> **REQUEST**:
What is the number of lines in the data holding the word "TwoCards"? Give that number by itself.

> **RECORDS FOR THIS EXERCISE**:
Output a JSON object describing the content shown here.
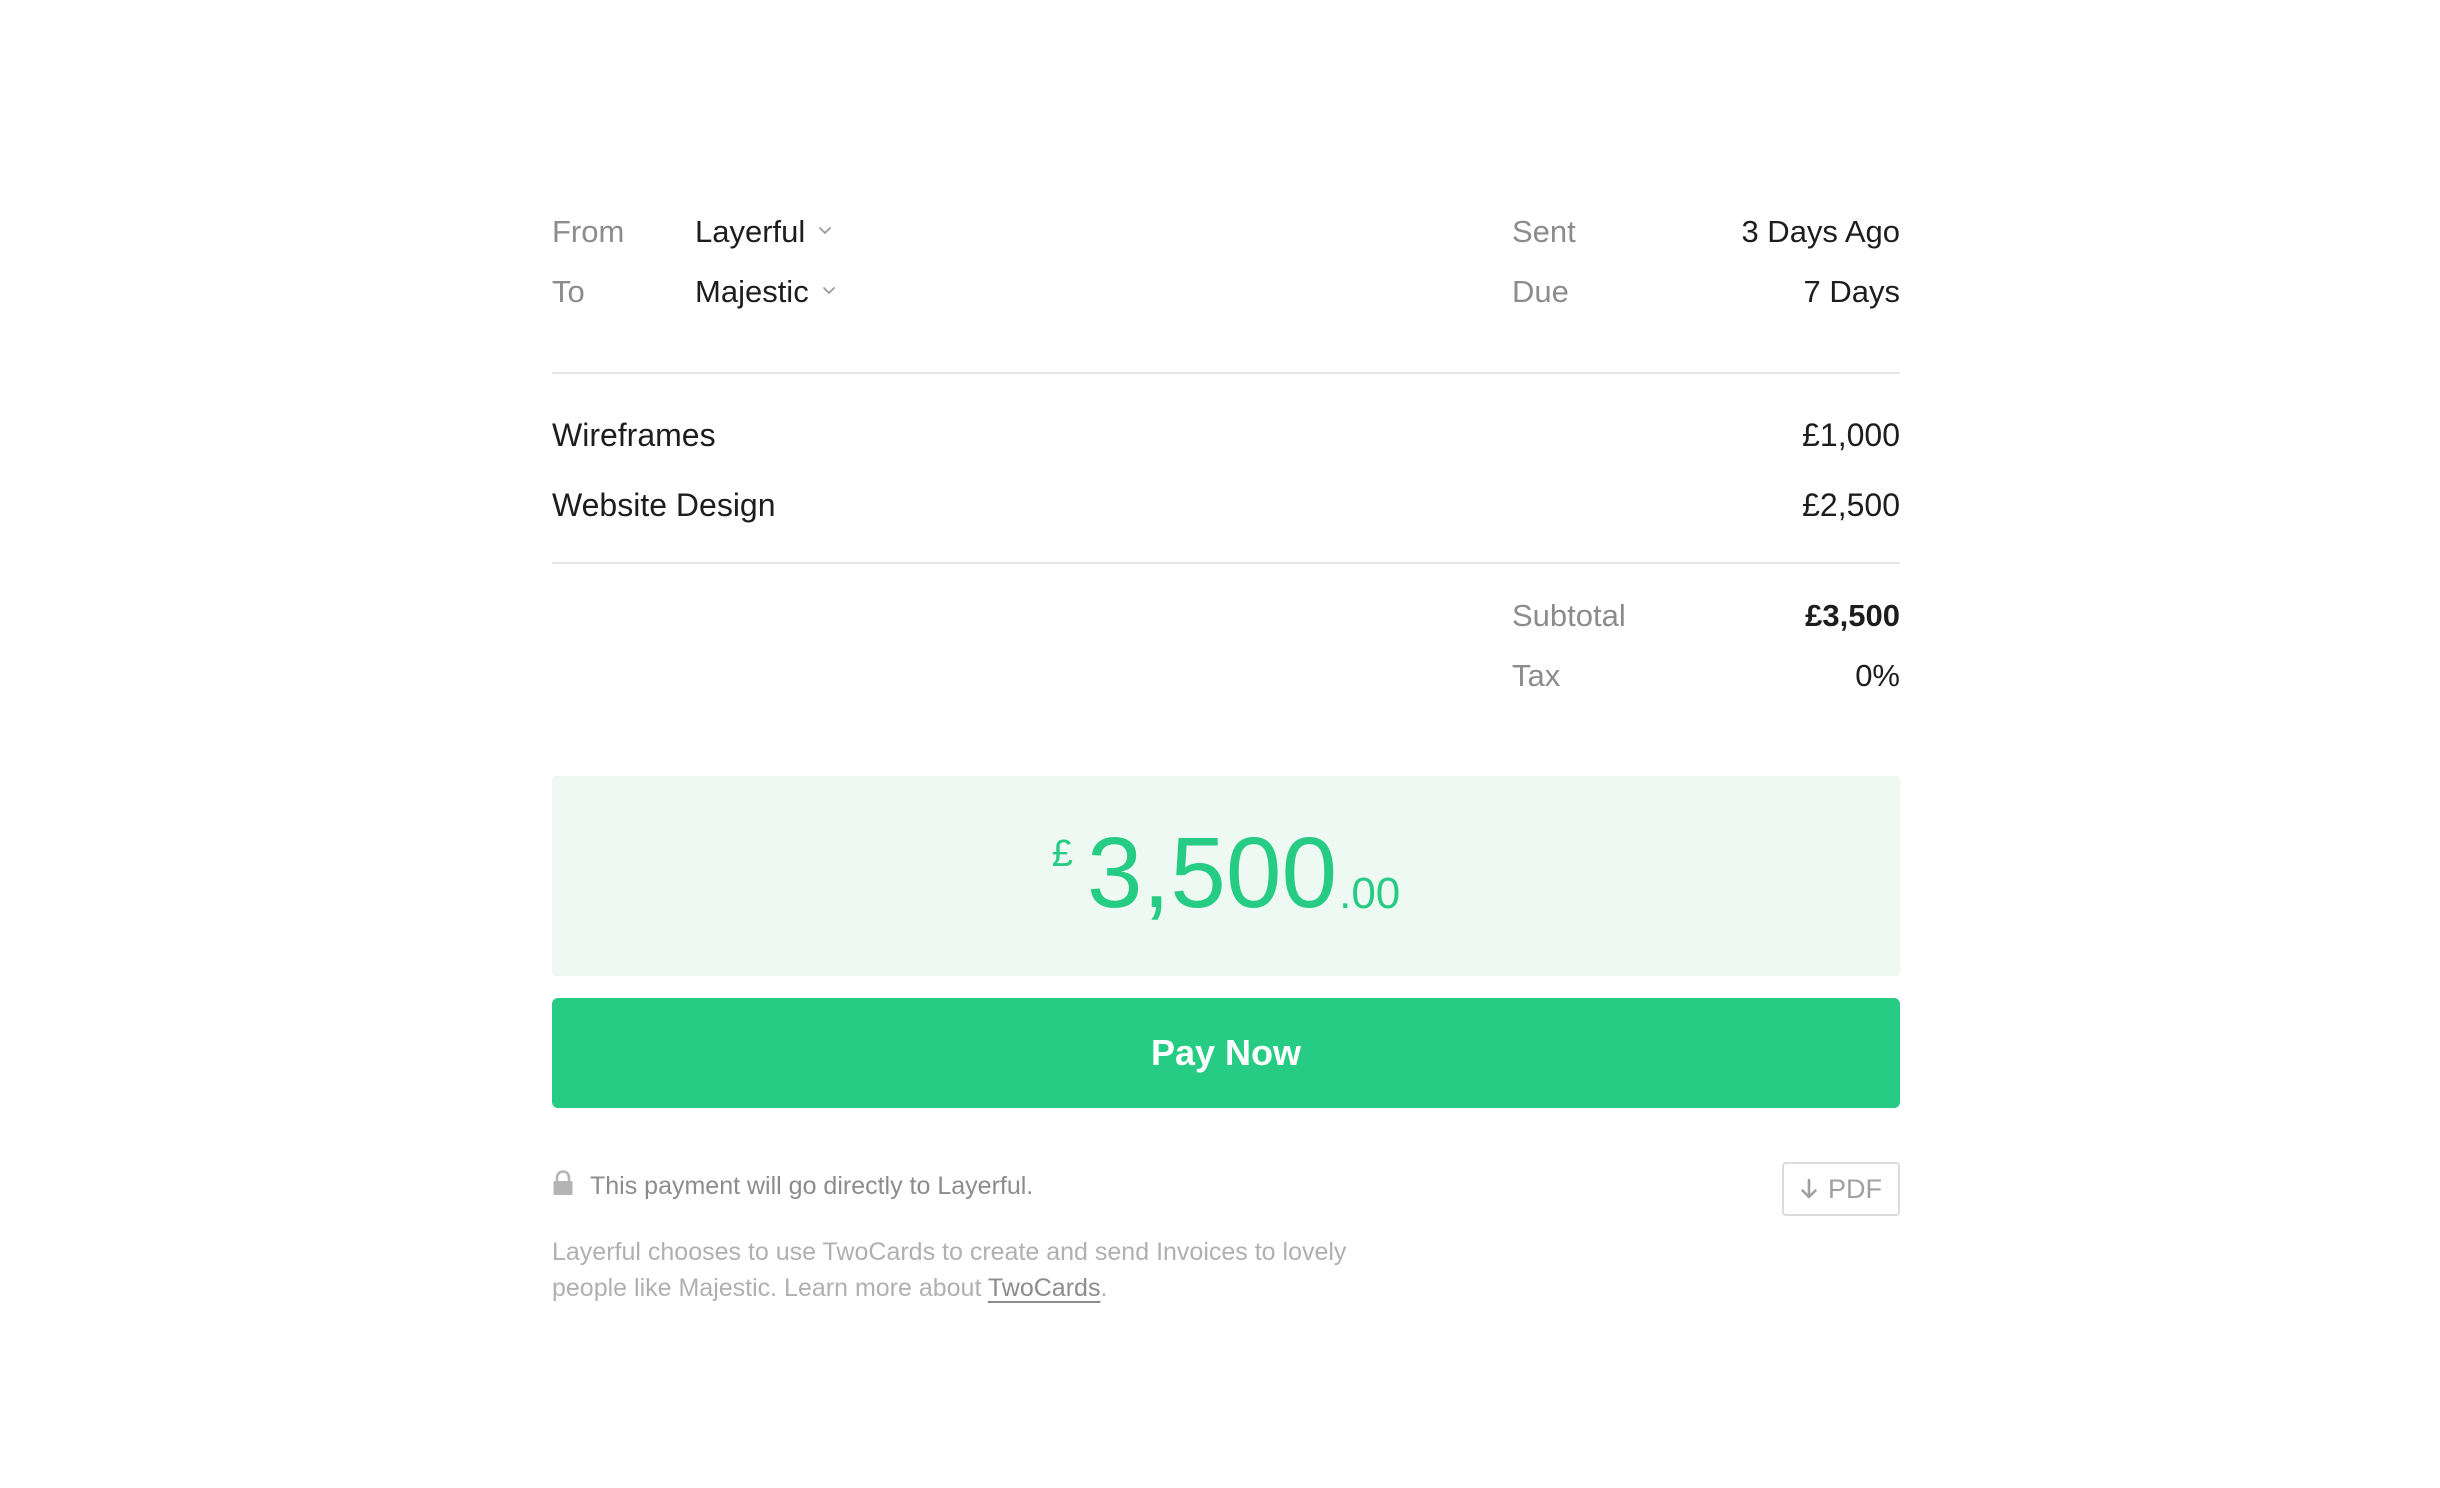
{
  "header": {
    "from_label": "From",
    "from_value": "Layerful",
    "to_label": "To",
    "to_value": "Majestic",
    "sent_label": "Sent",
    "sent_value": "3 Days Ago",
    "due_label": "Due",
    "due_value": "7 Days"
  },
  "line_items": [
    {
      "description": "Wireframes",
      "amount": "£1,000"
    },
    {
      "description": "Website Design",
      "amount": "£2,500"
    }
  ],
  "totals": {
    "subtotal_label": "Subtotal",
    "subtotal_value": "£3,500",
    "tax_label": "Tax",
    "tax_value": "0%"
  },
  "total": {
    "currency": "£",
    "whole": "3,500",
    "decimal": ".00"
  },
  "pay_button": {
    "label": "Pay Now"
  },
  "footer": {
    "secure_text": "This payment will go directly to Layerful.",
    "pdf_label": "PDF",
    "note_text": "Layerful chooses to use TwoCards to create and send Invoices to lovely people like Majestic. Learn more about ",
    "note_link": "TwoCards",
    "note_end": "."
  },
  "icons": {
    "chevron": "chevron-down-icon",
    "lock": "lock-icon",
    "download": "download-arrow-icon"
  },
  "colors": {
    "accent": "#26cc84",
    "amount_bg": "#eef9f3",
    "muted": "#8c8c8c",
    "text": "#1d1d1f"
  }
}
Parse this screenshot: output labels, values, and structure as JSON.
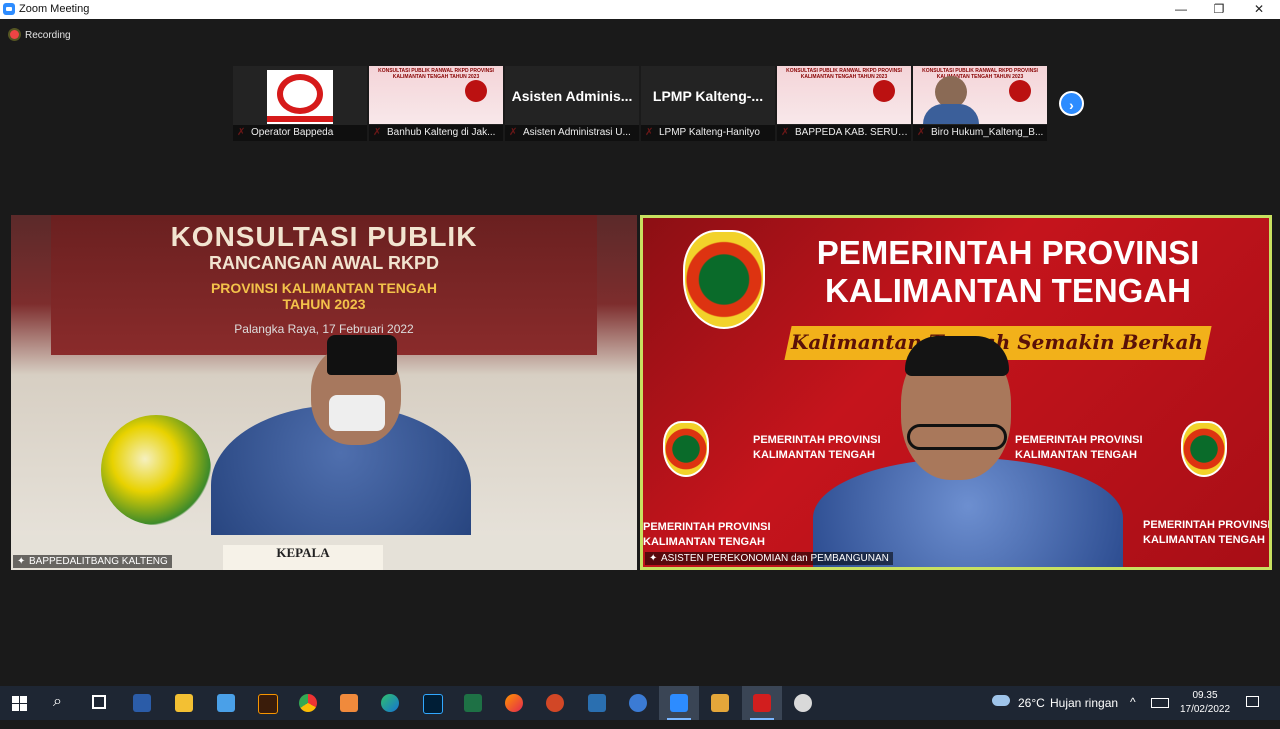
{
  "window": {
    "title": "Zoom Meeting",
    "min": "—",
    "max": "❐",
    "close": "✕"
  },
  "recording": {
    "label": "Recording"
  },
  "thumbnails": [
    {
      "name": "Operator Bappeda",
      "kind": "logo",
      "big": ""
    },
    {
      "name": "Banhub Kalteng di Jak...",
      "kind": "slide",
      "big": ""
    },
    {
      "name": "Asisten Administrasi U...",
      "kind": "text",
      "big": "Asisten Adminis..."
    },
    {
      "name": "LPMP Kalteng-Hanityo",
      "kind": "text",
      "big": "LPMP Kalteng-..."
    },
    {
      "name": "BAPPEDA KAB. SERUY...",
      "kind": "slide",
      "big": ""
    },
    {
      "name": "Biro Hukum_Kalteng_B...",
      "kind": "slide",
      "big": ""
    }
  ],
  "slide_title": "KONSULTASI PUBLIK RANWAL RKPD PROVINSI KALIMANTAN TENGAH TAHUN 2023",
  "next_icon": "chevron-right-icon",
  "left_tile": {
    "banner_line1": "KONSULTASI PUBLIK",
    "banner_line2": "RANCANGAN AWAL RKPD",
    "banner_line3": "PROVINSI KALIMANTAN TENGAH",
    "banner_line4": "TAHUN 2023",
    "banner_line5": "Palangka Raya, 17 Februari 2022",
    "plate": "KEPALA",
    "name": "BAPPEDALITBANG KALTENG"
  },
  "right_tile": {
    "title_line1": "PEMERINTAH PROVINSI",
    "title_line2": "KALIMANTAN TENGAH",
    "tagline": "Kalimantan Tengah Semakin Berkah",
    "small_line1": "PEMERINTAH PROVINSI",
    "small_line2": "KALIMANTAN TENGAH",
    "name": "ASISTEN PEREKONOMIAN dan PEMBANGUNAN",
    "active_speaker_color": "#c8e060"
  },
  "taskbar": {
    "icons": [
      "windows-icon",
      "search-icon",
      "task-view-icon",
      "word-icon",
      "file-explorer-icon",
      "remote-icon",
      "illustrator-icon",
      "chrome-icon",
      "app-icon",
      "edge-icon",
      "photoshop-icon",
      "excel-icon",
      "firefox-icon",
      "powerpoint-icon",
      "app2-icon",
      "app3-icon",
      "zoom-icon",
      "media-icon",
      "acrobat-icon",
      "app4-icon"
    ],
    "weather_temp": "26°C",
    "weather_text": "Hujan ringan",
    "time": "09.35",
    "date": "17/02/2022"
  }
}
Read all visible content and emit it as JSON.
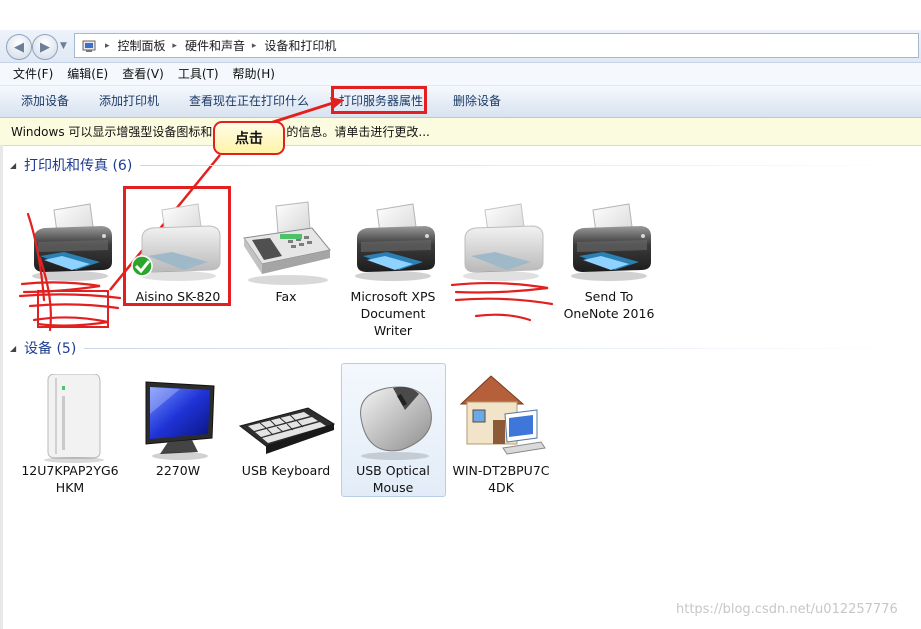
{
  "breadcrumb": {
    "items": [
      {
        "label": "控制面板"
      },
      {
        "label": "硬件和声音"
      },
      {
        "label": "设备和打印机"
      }
    ]
  },
  "menu": {
    "items": [
      {
        "label": "文件(F)"
      },
      {
        "label": "编辑(E)"
      },
      {
        "label": "查看(V)"
      },
      {
        "label": "工具(T)"
      },
      {
        "label": "帮助(H)"
      }
    ]
  },
  "toolbar": {
    "items": [
      {
        "label": "添加设备"
      },
      {
        "label": "添加打印机"
      },
      {
        "label": "查看现在正在打印什么"
      },
      {
        "label": "打印服务器属性"
      },
      {
        "label": "删除设备"
      }
    ]
  },
  "infobar": {
    "text_before": "Windows 可以显示增强型设备图标和",
    "text_after": "的信息。请单击进行更改..."
  },
  "annotation": {
    "callout": "点击",
    "accent_color": "#e32020"
  },
  "groups": {
    "printers": {
      "title": "打印机和传真 (6)",
      "items": [
        {
          "name": "",
          "icon": "printer-icon",
          "redacted": true
        },
        {
          "name": "Aisino SK-820",
          "icon": "printer-default-icon"
        },
        {
          "name": "Fax",
          "icon": "fax-icon"
        },
        {
          "name": "Microsoft XPS Document Writer",
          "icon": "printer-icon"
        },
        {
          "name": "",
          "icon": "printer-icon",
          "redacted": true
        },
        {
          "name": "Send To OneNote 2016",
          "icon": "printer-icon"
        }
      ]
    },
    "devices": {
      "title": "设备 (5)",
      "items": [
        {
          "name": "12U7KPAP2YG6 HKM",
          "icon": "computer-tower-icon"
        },
        {
          "name": "2270W",
          "icon": "monitor-icon"
        },
        {
          "name": "USB Keyboard",
          "icon": "keyboard-icon"
        },
        {
          "name": "USB Optical Mouse",
          "icon": "mouse-icon"
        },
        {
          "name": "WIN-DT2BPU7C 4DK",
          "icon": "home-network-icon"
        }
      ]
    }
  },
  "watermark": "https://blog.csdn.net/u012257776"
}
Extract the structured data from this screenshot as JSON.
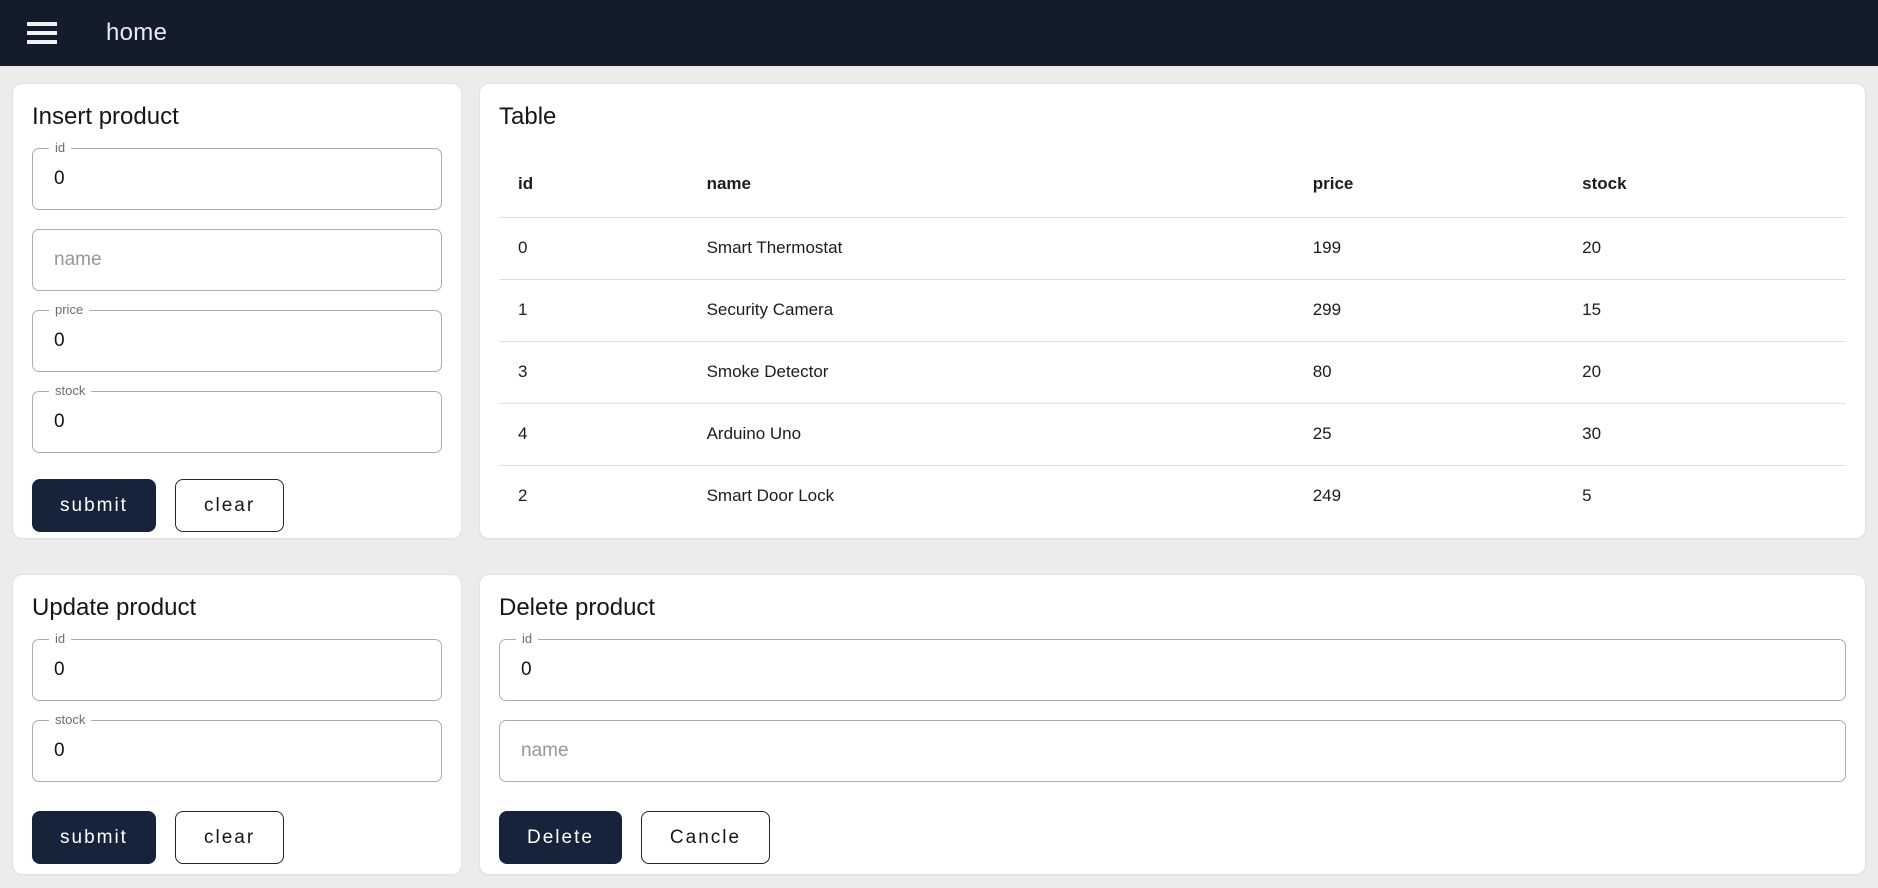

> **ANSWER IN FULL**:
2